▸ **Given data**:
--

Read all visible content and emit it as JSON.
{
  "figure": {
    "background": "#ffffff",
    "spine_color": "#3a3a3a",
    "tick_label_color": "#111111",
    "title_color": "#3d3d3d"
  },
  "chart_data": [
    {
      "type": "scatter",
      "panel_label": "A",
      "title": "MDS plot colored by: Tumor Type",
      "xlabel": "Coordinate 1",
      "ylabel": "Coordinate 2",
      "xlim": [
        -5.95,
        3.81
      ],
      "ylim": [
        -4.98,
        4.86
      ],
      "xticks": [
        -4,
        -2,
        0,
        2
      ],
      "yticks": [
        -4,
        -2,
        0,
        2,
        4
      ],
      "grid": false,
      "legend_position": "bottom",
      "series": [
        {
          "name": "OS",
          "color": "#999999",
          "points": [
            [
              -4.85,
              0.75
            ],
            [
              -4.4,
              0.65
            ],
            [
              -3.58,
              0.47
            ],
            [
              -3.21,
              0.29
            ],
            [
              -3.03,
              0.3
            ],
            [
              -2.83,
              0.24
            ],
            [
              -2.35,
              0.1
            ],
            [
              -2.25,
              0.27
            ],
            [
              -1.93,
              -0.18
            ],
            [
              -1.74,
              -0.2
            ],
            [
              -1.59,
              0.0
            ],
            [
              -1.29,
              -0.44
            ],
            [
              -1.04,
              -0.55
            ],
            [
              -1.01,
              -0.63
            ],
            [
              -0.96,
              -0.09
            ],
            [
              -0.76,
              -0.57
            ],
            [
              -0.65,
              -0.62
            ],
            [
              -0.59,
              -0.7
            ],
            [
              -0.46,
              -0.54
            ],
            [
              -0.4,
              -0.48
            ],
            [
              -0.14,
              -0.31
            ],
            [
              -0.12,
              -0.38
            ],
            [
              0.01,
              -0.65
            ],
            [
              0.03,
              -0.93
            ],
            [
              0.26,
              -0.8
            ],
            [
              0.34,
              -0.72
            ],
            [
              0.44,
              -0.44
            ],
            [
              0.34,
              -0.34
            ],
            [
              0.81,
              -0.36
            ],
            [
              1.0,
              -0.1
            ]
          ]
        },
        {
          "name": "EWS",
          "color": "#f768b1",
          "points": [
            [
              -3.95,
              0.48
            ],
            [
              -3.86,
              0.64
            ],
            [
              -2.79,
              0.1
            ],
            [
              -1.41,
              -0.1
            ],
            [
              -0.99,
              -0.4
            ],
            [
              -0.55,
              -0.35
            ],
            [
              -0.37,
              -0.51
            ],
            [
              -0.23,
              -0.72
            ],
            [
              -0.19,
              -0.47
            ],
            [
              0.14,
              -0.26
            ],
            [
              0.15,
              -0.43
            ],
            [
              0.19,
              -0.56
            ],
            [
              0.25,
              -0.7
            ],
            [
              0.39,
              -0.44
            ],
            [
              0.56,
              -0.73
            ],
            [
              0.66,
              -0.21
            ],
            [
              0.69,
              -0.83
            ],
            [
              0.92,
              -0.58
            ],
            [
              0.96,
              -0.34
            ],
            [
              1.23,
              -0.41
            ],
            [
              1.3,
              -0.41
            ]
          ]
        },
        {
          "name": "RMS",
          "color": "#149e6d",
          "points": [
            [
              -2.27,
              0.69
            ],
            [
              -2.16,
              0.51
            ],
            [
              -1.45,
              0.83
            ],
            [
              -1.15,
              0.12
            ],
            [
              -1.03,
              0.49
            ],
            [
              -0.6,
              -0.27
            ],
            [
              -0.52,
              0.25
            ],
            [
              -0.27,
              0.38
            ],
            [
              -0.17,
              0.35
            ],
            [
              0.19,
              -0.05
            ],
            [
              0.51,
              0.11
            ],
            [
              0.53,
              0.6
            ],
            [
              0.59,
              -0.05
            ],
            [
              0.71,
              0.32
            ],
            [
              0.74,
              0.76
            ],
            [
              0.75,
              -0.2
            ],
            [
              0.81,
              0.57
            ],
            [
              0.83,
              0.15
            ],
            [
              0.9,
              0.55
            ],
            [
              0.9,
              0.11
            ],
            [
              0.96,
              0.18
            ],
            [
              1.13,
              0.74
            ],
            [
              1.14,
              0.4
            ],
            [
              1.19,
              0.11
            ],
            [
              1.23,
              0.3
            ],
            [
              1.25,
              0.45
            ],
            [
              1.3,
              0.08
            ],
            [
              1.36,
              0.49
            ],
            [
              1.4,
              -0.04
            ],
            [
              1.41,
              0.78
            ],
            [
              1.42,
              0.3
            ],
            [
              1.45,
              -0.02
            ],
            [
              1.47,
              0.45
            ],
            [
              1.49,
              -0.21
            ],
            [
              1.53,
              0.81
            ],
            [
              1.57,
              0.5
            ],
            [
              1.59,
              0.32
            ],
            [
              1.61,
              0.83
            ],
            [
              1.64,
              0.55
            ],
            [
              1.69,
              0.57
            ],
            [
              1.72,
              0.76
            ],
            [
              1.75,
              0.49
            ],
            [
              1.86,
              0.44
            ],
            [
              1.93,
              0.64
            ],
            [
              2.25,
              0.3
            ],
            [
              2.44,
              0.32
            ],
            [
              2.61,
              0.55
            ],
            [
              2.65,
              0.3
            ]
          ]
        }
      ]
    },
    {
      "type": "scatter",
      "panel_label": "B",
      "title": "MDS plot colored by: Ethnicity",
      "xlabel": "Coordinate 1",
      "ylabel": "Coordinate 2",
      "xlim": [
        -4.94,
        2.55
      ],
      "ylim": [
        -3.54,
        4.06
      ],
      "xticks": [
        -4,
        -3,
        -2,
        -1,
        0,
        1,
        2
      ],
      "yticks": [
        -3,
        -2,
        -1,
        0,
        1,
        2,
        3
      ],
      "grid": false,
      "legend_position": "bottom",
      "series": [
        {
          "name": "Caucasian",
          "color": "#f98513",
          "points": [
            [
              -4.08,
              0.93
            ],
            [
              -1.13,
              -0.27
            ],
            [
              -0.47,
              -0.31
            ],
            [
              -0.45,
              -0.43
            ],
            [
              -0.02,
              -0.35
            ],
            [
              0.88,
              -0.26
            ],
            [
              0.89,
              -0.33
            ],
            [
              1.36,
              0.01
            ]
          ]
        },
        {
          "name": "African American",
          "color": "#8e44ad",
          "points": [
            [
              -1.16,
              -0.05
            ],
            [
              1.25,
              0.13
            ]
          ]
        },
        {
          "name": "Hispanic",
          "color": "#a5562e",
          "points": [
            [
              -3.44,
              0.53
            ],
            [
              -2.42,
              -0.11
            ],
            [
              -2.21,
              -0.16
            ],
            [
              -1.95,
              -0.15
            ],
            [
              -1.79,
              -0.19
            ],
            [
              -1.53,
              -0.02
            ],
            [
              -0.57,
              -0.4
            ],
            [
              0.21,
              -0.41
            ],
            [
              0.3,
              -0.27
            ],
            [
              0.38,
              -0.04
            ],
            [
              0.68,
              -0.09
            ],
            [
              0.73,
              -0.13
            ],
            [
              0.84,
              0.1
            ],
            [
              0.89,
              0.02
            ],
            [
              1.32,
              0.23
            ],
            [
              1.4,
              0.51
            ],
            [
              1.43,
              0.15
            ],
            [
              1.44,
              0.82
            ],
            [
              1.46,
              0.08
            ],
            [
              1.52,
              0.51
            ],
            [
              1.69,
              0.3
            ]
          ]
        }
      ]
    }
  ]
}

--

▸ **Work instruction**:
Lines in the listing that include the word "name": how many are there? Give the number alone.

▸ **Result for this exercise**:
6